Dataset records:
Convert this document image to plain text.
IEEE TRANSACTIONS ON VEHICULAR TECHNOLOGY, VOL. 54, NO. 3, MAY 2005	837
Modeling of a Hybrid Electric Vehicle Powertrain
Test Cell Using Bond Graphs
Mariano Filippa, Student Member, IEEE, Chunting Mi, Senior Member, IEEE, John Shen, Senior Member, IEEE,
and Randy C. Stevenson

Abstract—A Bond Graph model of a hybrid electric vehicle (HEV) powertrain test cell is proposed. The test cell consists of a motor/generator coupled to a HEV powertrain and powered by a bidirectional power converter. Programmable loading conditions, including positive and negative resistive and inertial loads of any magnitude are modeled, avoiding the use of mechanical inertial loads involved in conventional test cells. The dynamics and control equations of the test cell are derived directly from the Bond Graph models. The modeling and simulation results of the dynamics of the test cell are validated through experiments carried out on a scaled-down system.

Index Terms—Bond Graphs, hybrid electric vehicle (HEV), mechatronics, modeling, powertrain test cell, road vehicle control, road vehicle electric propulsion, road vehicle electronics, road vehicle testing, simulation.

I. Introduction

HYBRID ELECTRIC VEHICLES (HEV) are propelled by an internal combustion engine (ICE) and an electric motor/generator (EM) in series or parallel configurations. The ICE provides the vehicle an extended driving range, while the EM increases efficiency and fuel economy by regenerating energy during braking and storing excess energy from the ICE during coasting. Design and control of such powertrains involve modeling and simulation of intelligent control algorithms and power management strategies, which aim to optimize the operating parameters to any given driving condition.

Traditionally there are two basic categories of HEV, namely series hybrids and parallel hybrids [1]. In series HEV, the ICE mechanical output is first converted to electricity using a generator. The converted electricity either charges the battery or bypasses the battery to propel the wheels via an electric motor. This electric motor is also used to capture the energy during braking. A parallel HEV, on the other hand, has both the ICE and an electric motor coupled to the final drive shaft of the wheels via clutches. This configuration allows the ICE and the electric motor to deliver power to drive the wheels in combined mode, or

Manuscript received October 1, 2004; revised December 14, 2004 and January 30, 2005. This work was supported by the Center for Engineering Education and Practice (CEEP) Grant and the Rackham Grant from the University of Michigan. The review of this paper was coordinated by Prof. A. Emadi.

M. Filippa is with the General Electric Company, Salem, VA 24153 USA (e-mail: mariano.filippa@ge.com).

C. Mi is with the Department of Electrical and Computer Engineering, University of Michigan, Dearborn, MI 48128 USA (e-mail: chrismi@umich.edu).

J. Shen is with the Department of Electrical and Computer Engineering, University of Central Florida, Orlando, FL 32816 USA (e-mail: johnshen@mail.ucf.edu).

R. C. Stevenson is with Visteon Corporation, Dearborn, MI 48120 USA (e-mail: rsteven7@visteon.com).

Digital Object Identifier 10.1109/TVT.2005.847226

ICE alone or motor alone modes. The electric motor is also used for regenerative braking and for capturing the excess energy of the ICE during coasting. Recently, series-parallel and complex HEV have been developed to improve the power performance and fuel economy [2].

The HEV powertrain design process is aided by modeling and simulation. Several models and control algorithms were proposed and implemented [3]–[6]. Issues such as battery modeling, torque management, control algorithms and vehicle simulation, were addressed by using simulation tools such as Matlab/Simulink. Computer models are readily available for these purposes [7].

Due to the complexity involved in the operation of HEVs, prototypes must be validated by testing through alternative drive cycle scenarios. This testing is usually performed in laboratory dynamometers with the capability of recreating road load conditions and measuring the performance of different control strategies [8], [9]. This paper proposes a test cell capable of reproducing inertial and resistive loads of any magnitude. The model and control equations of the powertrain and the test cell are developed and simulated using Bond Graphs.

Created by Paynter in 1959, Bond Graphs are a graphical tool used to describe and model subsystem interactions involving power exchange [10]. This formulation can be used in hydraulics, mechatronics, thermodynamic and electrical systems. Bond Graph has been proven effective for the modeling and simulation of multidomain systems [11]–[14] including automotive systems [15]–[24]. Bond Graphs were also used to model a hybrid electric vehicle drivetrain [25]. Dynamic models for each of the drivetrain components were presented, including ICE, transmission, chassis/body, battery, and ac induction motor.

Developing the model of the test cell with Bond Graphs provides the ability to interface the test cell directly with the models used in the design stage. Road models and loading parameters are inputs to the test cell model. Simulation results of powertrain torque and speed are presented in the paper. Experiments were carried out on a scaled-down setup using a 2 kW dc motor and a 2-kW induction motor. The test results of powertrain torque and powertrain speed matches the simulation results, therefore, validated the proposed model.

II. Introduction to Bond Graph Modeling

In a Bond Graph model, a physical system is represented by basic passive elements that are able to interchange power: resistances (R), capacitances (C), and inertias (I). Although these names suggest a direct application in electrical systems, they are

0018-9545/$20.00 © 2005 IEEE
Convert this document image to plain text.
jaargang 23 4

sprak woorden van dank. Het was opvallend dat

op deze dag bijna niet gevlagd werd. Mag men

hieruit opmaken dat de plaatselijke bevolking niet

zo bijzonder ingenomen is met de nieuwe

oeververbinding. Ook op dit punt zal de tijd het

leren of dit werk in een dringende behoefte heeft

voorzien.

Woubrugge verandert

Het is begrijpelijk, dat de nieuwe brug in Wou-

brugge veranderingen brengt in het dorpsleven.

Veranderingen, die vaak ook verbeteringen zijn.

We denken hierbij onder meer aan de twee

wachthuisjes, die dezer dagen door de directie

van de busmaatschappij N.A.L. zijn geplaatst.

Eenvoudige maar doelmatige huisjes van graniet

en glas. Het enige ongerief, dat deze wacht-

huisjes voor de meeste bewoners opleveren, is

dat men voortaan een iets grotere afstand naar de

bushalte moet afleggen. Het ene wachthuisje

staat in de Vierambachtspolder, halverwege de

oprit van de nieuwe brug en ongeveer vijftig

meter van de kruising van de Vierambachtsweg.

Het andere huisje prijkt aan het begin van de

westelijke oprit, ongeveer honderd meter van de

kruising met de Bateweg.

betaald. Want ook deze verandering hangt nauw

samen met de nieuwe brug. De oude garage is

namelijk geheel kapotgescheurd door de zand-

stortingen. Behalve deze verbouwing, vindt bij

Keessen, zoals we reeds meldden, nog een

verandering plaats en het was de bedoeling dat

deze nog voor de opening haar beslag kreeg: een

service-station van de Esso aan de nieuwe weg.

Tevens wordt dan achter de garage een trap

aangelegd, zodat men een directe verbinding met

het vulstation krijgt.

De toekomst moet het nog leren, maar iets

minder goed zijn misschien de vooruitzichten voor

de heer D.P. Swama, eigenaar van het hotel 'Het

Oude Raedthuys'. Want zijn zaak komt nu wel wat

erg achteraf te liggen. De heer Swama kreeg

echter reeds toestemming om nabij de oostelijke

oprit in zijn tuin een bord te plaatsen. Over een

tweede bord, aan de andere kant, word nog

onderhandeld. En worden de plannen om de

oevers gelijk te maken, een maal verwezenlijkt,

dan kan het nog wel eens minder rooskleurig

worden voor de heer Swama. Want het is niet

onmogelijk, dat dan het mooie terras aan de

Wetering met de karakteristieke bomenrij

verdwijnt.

Exercise aim
The response should consist of all the entries, copied without any alteration.

Result
Convert this document image to plain text.
IEEE TRANSACTIONS ON VEHICULAR TECHNOLOGY, VOL. 54, NO. 3, MAY 2005	837
Modeling of a Hybrid Electric Vehicle Powertrain
Test Cell Using Bond Graphs
Mariano Filippa, Student Member, IEEE, Chunting Mi, Senior Member, IEEE, John Shen, Senior Member, IEEE,
and Randy C. Stevenson

Abstract—A Bond Graph model of a hybrid electric vehicle (HEV) powertrain test cell is proposed. The test cell consists of a motor/generator coupled to a HEV powertrain and powered by a bidirectional power converter. Programmable loading conditions, including positive and negative resistive and inertial loads of any magnitude are modeled, avoiding the use of mechanical inertial loads involved in conventional test cells. The dynamics and control equations of the test cell are derived directly from the Bond Graph models. The modeling and simulation results of the dynamics of the test cell are validated through experiments carried out on a scaled-down system.

Index Terms—Bond Graphs, hybrid electric vehicle (HEV), mechatronics, modeling, powertrain test cell, road vehicle control, road vehicle electric propulsion, road vehicle electronics, road vehicle testing, simulation.

I. Introduction

HYBRID ELECTRIC VEHICLES (HEV) are propelled by an internal combustion engine (ICE) and an electric motor/generator (EM) in series or parallel configurations. The ICE provides the vehicle an extended driving range, while the EM increases efficiency and fuel economy by regenerating energy during braking and storing excess energy from the ICE during coasting. Design and control of such powertrains involve modeling and simulation of intelligent control algorithms and power management strategies, which aim to optimize the operating parameters to any given driving condition.

Traditionally there are two basic categories of HEV, namely series hybrids and parallel hybrids [1]. In series HEV, the ICE mechanical output is first converted to electricity using a generator. The converted electricity either charges the battery or bypasses the battery to propel the wheels via an electric motor. This electric motor is also used to capture the energy during braking. A parallel HEV, on the other hand, has both the ICE and an electric motor coupled to the final drive shaft of the wheels via clutches. This configuration allows the ICE and the electric motor to deliver power to drive the wheels in combined mode, or

Manuscript received October 1, 2004; revised December 14, 2004 and January 30, 2005. This work was supported by the Center for Engineering Education and Practice (CEEP) Grant and the Rackham Grant from the University of Michigan. The review of this paper was coordinated by Prof. A. Emadi.

M. Filippa is with the General Electric Company, Salem, VA 24153 USA (e-mail: mariano.filippa@ge.com).

C. Mi is with the Department of Electrical and Computer Engineering, University of Michigan, Dearborn, MI 48128 USA (e-mail: chrismi@umich.edu).

J. Shen is with the Department of Electrical and Computer Engineering, University of Central Florida, Orlando, FL 32816 USA (e-mail: johnshen@mail.ucf.edu).

R. C. Stevenson is with Visteon Corporation, Dearborn, MI 48120 USA (e-mail: rsteven7@visteon.com).

Digital Object Identifier 10.1109/TVT.2005.847226

ICE alone or motor alone modes. The electric motor is also used for regenerative braking and for capturing the excess energy of the ICE during coasting. Recently, series-parallel and complex HEV have been developed to improve the power performance and fuel economy [2].

The HEV powertrain design process is aided by modeling and simulation. Several models and control algorithms were proposed and implemented [3]–[6]. Issues such as battery modeling, torque management, control algorithms and vehicle simulation, were addressed by using simulation tools such as Matlab/Simulink. Computer models are readily available for these purposes [7].

Due to the complexity involved in the operation of HEVs, prototypes must be validated by testing through alternative drive cycle scenarios. This testing is usually performed in laboratory dynamometers with the capability of recreating road load conditions and measuring the performance of different control strategies [8], [9]. This paper proposes a test cell capable of reproducing inertial and resistive loads of any magnitude. The model and control equations of the powertrain and the test cell are developed and simulated using Bond Graphs.

Created by Paynter in 1959, Bond Graphs are a graphical tool used to describe and model subsystem interactions involving power exchange [10]. This formulation can be used in hydraulics, mechatronics, thermodynamic and electrical systems. Bond Graph has been proven effective for the modeling and simulation of multidomain systems [11]–[14] including automotive systems [15]–[24]. Bond Graphs were also used to model a hybrid electric vehicle drivetrain [25]. Dynamic models for each of the drivetrain components were presented, including ICE, transmission, chassis/body, battery, and ac induction motor.

Developing the model of the test cell with Bond Graphs provides the ability to interface the test cell directly with the models used in the design stage. Road models and loading parameters are inputs to the test cell model. Simulation results of powertrain torque and speed are presented in the paper. Experiments were carried out on a scaled-down setup using a 2 kW dc motor and a 2-kW induction motor. The test results of powertrain torque and powertrain speed matches the simulation results, therefore, validated the proposed model.

II. Introduction to Bond Graph Modeling

In a Bond Graph model, a physical system is represented by basic passive elements that are able to interchange power: resistances (R), capacitances (C), and inertias (I). Although these names suggest a direct application in electrical systems, they are

0018-9545/$20.00 © 2005 IEEE
Convert this document image to plain text.
jaargang 23 4

sprak woorden van dank. Het was opvallend dat

op deze dag bijna niet gevlagd werd. Mag men

hieruit opmaken dat de plaatselijke bevolking niet

zo bijzonder ingenomen is met de nieuwe

oeververbinding. Ook op dit punt zal de tijd het

leren of dit werk in een dringende behoefte heeft

voorzien.

Woubrugge verandert

Het is begrijpelijk, dat de nieuwe brug in Wou-

brugge veranderingen brengt in het dorpsleven.

Veranderingen, die vaak ook verbeteringen zijn.

We denken hierbij onder meer aan de twee

wachthuisjes, die dezer dagen door de directie

van de busmaatschappij N.A.L. zijn geplaatst.

Eenvoudige maar doelmatige huisjes van graniet

en glas. Het enige ongerief, dat deze wacht-

huisjes voor de meeste bewoners opleveren, is

dat men voortaan een iets grotere afstand naar de

bushalte moet afleggen. Het ene wachthuisje

staat in de Vierambachtspolder, halverwege de

oprit van de nieuwe brug en ongeveer vijftig

meter van de kruising van de Vierambachtsweg.

Het andere huisje prijkt aan het begin van de

westelijke oprit, ongeveer honderd meter van de

kruising met de Bateweg.

betaald. Want ook deze verandering hangt nauw

samen met de nieuwe brug. De oude garage is

namelijk geheel kapotgescheurd door de zand-

stortingen. Behalve deze verbouwing, vindt bij

Keessen, zoals we reeds meldden, nog een

verandering plaats en het was de bedoeling dat

deze nog voor de opening haar beslag kreeg: een

service-station van de Esso aan de nieuwe weg.

Tevens wordt dan achter de garage een trap

aangelegd, zodat men een directe verbinding met

het vulstation krijgt.

De toekomst moet het nog leren, maar iets

minder goed zijn misschien de vooruitzichten voor

de heer D.P. Swama, eigenaar van het hotel 'Het

Oude Raedthuys'. Want zijn zaak komt nu wel wat

erg achteraf te liggen. De heer Swama kreeg

echter reeds toestemming om nabij de oostelijke

oprit in zijn tuin een bord te plaatsen. Over een

tweede bord, aan de andere kant, word nog

onderhandeld. En worden de plannen om de

oevers gelijk te maken, een maal verwezenlijkt,

dan kan het nog wel eens minder rooskleurig

worden voor de heer Swama. Want het is niet

onmogelijk, dat dan het mooie terras aan de

Wetering met de karakteristieke bomenrij

verdwijnt.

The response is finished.